**Exercise**
Say how many lines include the word "JSON", using only a number.

**Provided entries**
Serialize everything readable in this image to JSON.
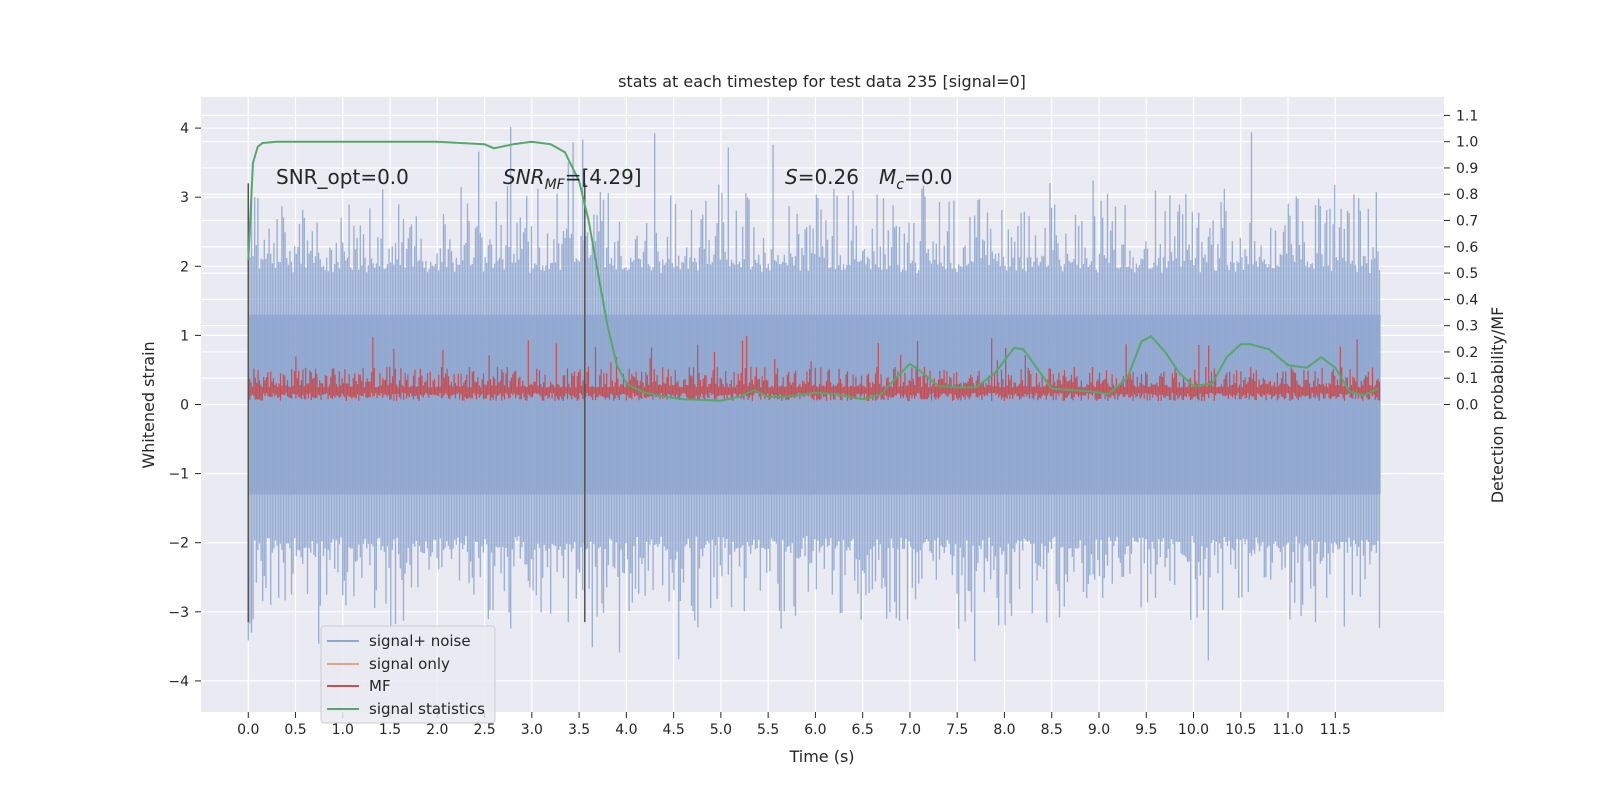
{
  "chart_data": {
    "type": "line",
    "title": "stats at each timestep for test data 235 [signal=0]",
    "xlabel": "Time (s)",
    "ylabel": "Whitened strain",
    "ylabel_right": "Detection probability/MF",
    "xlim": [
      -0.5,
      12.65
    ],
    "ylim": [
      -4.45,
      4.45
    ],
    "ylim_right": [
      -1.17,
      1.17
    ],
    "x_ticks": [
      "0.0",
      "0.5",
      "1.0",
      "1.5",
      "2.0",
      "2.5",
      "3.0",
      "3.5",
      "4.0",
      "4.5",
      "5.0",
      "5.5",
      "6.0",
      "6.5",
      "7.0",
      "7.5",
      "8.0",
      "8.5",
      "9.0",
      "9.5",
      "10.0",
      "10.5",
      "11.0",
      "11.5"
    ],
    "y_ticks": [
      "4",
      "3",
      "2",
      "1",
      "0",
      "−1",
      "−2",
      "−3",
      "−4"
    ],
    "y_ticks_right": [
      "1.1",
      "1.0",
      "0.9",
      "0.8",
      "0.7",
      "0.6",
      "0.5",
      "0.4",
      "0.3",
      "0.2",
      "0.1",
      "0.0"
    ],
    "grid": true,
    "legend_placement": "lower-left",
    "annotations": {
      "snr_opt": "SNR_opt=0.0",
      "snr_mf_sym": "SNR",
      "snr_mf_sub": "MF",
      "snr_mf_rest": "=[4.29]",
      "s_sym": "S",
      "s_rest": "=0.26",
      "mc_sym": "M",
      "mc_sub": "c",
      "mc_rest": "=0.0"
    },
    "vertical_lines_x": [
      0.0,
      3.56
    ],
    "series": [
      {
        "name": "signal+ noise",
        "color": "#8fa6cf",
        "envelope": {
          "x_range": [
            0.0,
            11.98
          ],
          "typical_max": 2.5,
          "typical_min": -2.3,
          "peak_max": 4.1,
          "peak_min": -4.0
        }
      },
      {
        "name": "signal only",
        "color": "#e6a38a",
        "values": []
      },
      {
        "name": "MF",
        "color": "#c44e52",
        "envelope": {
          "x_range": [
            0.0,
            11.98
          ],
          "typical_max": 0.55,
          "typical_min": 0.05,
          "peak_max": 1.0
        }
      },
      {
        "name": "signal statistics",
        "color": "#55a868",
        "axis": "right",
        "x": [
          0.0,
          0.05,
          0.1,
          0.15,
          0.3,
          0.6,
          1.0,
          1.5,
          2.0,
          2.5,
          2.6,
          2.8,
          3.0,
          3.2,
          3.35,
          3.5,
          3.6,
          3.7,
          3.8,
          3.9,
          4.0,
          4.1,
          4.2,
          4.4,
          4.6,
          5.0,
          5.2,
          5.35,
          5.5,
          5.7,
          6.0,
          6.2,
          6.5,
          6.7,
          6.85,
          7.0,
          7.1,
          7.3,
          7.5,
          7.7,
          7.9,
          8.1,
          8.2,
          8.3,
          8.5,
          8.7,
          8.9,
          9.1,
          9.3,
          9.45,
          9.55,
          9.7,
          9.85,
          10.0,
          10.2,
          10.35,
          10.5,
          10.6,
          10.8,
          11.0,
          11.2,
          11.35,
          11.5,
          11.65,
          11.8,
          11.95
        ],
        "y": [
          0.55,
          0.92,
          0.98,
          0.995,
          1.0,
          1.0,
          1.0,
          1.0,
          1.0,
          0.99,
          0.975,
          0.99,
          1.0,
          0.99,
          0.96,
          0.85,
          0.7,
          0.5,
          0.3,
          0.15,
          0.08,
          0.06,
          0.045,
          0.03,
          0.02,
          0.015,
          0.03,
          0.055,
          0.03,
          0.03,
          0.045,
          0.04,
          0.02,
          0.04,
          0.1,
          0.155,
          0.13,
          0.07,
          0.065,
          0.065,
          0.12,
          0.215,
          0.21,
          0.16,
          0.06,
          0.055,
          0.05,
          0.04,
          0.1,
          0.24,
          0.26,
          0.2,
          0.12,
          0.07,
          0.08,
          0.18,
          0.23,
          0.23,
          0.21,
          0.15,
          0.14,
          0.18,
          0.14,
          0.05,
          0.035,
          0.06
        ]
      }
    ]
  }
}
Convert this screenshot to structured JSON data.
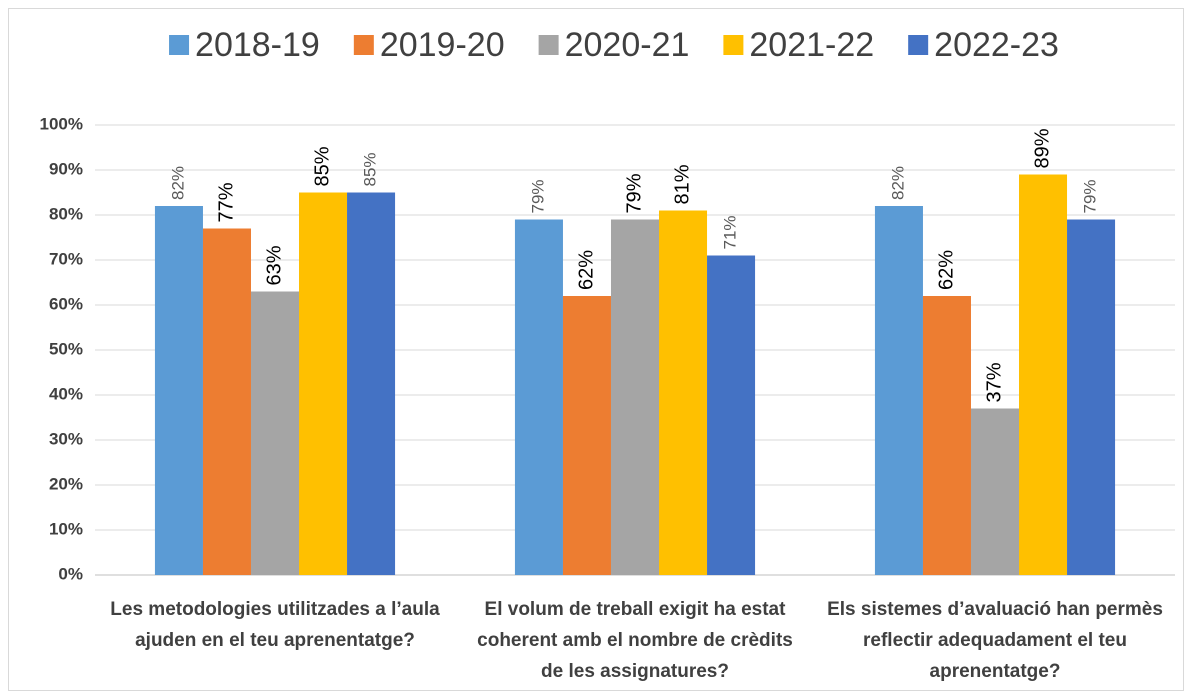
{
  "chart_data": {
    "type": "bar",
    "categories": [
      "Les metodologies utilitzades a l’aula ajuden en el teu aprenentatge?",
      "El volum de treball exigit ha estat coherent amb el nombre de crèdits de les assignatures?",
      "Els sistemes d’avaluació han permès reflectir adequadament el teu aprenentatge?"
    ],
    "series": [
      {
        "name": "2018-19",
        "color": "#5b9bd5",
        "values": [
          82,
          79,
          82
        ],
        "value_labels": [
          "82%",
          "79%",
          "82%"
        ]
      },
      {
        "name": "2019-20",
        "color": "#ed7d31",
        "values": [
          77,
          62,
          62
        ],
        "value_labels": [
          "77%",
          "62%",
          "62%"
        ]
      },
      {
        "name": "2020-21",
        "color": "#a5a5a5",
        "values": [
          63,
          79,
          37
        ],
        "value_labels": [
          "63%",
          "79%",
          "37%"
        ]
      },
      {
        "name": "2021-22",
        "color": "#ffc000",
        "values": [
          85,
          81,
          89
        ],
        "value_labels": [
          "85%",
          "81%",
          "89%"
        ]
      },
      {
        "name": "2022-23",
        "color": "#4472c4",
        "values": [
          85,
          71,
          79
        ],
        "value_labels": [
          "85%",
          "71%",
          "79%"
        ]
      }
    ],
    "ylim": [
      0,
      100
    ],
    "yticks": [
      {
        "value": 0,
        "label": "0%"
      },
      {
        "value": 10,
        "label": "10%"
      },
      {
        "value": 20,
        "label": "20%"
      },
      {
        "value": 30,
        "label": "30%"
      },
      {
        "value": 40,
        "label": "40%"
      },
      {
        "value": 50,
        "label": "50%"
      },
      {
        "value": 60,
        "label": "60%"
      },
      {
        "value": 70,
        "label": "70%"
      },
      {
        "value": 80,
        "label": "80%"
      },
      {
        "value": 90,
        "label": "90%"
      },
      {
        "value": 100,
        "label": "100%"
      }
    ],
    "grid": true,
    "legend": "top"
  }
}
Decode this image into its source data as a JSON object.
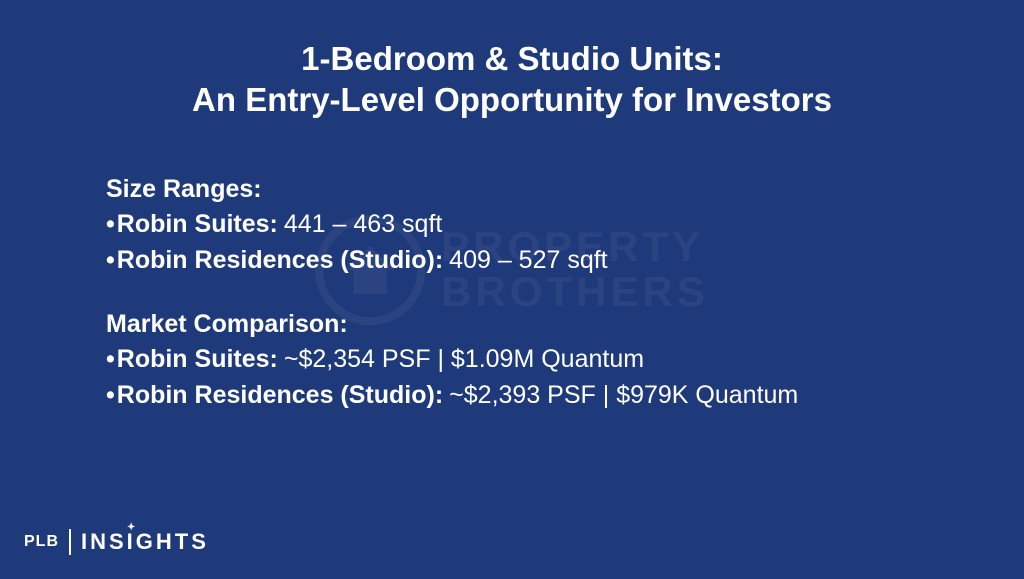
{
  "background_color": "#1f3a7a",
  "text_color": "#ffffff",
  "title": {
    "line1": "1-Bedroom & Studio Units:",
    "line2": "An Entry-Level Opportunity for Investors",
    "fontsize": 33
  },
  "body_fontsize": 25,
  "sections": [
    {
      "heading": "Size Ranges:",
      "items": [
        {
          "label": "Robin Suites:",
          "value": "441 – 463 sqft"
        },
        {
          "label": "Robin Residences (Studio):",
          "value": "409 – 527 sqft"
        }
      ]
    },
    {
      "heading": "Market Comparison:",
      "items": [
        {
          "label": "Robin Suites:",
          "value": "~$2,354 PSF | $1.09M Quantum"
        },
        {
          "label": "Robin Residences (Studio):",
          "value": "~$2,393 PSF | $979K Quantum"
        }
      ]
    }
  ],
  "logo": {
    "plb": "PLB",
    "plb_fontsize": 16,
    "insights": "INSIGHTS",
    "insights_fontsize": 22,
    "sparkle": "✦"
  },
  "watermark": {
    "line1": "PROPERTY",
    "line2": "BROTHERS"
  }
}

**Reply**
3